[Start Entries]
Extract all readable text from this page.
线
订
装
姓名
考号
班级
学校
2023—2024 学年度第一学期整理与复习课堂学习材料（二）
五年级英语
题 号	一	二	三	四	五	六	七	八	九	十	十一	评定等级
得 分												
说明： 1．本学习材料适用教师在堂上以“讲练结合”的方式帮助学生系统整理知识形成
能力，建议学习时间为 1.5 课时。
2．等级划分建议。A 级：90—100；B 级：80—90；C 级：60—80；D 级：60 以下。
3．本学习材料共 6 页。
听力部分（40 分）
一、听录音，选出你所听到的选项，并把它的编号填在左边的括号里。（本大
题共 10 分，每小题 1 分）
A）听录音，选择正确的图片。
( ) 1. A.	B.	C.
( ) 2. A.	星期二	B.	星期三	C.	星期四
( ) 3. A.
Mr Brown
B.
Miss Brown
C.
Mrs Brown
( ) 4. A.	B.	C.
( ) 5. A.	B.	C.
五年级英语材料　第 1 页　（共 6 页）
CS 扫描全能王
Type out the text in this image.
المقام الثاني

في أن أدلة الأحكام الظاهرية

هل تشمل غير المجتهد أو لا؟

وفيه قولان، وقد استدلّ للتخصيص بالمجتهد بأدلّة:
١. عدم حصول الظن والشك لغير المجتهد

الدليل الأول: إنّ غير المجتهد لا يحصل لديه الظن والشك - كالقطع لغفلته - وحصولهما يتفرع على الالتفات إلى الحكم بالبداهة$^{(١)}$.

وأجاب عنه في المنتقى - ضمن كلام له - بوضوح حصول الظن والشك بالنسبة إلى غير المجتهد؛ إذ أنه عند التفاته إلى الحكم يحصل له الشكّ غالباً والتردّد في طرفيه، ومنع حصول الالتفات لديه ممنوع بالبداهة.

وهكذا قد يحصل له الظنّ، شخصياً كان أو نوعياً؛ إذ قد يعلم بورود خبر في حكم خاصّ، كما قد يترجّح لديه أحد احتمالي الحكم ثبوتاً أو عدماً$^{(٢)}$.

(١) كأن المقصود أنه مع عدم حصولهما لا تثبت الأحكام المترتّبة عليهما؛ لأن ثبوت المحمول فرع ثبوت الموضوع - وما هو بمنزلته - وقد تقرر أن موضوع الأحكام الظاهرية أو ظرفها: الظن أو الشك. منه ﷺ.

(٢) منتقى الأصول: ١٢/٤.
[End Entries]
## Description of the task
Check every line of the data above for the string "الأحكام", and copy those that have it.

## The answer
في أن أدلة الأحكام الظاهرية
(١) كأن المقصود أنه مع عدم حصولهما لا تثبت الأحكام المترتّبة عليهما؛ لأن ثبوت المحمول فرع ثبوت الموضوع - وما هو بمنزلته - وقد تقرر أن موضوع الأحكام الظاهرية أو ظرفها: الظن أو الشك. منه ﷺ.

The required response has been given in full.